▶ [Exercise prompt]:
Express each line of the entries as a string in a single JSON list, one string per line, and leave out any blank lines.
--- Records for processing ---
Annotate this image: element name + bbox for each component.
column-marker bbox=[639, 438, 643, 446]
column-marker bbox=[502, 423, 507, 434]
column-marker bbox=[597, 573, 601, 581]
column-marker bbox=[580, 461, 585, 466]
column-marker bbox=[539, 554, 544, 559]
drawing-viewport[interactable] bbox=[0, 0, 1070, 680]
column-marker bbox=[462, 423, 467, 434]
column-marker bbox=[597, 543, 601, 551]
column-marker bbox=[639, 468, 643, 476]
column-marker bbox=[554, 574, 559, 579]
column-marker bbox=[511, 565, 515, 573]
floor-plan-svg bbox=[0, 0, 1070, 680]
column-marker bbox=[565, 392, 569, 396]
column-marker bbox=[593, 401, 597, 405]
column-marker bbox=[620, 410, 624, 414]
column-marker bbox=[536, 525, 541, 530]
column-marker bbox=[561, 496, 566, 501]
---
▶ [In response]:
[
  "Annotate this image: element name + bbox for each component.",
  "column-marker bbox=[639, 438, 643, 446]",
  "column-marker bbox=[502, 423, 507, 434]",
  "column-marker bbox=[597, 573, 601, 581]",
  "column-marker bbox=[580, 461, 585, 466]",
  "column-marker bbox=[539, 554, 544, 559]",
  "drawing-viewport[interactable] bbox=[0, 0, 1070, 680]",
  "column-marker bbox=[462, 423, 467, 434]",
  "column-marker bbox=[597, 543, 601, 551]",
  "column-marker bbox=[639, 468, 643, 476]",
  "column-marker bbox=[554, 574, 559, 579]",
  "column-marker bbox=[511, 565, 515, 573]",
  "floor-plan-svg bbox=[0, 0, 1070, 680]",
  "column-marker bbox=[565, 392, 569, 396]",
  "column-marker bbox=[593, 401, 597, 405]",
  "column-marker bbox=[620, 410, 624, 414]",
  "column-marker bbox=[536, 525, 541, 530]",
  "column-marker bbox=[561, 496, 566, 501]"
]